# DATA LISTING
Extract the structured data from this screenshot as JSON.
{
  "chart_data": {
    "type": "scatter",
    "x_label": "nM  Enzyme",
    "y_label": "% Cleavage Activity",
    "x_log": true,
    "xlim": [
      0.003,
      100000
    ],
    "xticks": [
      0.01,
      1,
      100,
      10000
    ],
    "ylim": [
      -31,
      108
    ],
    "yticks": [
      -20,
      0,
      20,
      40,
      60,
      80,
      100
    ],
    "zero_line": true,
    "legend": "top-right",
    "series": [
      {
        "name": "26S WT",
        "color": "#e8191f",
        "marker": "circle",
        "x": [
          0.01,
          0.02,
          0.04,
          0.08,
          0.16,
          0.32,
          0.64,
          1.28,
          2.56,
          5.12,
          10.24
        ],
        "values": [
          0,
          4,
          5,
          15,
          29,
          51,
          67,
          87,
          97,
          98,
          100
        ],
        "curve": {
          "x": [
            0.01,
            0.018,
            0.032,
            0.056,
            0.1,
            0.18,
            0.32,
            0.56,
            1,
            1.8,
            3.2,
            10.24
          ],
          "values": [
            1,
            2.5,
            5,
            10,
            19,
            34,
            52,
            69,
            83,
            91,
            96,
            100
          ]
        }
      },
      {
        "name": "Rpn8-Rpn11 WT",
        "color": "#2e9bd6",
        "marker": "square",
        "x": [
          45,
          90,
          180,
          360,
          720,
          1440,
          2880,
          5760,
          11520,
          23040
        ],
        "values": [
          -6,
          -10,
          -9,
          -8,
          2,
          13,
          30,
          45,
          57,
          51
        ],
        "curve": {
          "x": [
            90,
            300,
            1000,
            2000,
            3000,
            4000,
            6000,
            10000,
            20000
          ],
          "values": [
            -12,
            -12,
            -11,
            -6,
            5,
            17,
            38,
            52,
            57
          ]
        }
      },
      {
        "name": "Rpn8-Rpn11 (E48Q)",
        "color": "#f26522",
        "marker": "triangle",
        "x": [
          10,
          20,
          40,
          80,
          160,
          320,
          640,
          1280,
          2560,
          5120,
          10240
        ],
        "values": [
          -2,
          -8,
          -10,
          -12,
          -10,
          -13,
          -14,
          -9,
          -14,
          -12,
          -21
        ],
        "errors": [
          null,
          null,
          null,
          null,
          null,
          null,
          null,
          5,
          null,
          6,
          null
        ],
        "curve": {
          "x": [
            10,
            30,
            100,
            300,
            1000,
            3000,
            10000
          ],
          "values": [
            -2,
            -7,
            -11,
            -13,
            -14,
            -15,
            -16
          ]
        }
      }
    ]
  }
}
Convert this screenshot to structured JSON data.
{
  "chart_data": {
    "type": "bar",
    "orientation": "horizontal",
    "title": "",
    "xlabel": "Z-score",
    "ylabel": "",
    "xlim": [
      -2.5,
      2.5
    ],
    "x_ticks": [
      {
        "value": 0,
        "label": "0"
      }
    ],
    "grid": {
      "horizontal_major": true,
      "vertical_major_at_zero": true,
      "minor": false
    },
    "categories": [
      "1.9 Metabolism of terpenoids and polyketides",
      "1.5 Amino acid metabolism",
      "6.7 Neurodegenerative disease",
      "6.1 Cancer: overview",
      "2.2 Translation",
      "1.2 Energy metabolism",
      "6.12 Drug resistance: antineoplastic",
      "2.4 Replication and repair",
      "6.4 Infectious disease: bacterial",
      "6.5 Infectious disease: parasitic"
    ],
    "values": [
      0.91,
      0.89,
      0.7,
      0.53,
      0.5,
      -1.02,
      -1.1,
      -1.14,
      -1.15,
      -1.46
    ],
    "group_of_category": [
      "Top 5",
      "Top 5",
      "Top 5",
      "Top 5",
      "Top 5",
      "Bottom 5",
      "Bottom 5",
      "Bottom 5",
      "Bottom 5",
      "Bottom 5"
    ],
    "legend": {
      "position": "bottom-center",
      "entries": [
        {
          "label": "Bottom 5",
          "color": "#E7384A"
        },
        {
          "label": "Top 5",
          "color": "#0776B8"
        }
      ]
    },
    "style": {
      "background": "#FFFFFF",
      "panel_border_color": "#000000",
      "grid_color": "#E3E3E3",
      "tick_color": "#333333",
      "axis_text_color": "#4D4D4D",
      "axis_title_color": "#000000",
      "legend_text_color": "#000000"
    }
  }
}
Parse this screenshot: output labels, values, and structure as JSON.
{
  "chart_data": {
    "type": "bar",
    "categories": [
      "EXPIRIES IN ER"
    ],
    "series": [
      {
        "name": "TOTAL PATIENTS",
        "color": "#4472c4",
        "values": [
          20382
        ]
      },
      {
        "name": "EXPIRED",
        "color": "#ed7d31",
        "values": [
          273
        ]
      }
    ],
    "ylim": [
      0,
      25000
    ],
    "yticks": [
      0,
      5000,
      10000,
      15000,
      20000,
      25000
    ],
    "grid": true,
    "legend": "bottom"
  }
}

# ACTION ITEM
Go through the records above, find every line with the word "Infectious", and list those lines.

# RESULT OF THE EXERCISE
      "6.4 Infectious disease: bacterial",
      "6.5 Infectious disease: parasitic"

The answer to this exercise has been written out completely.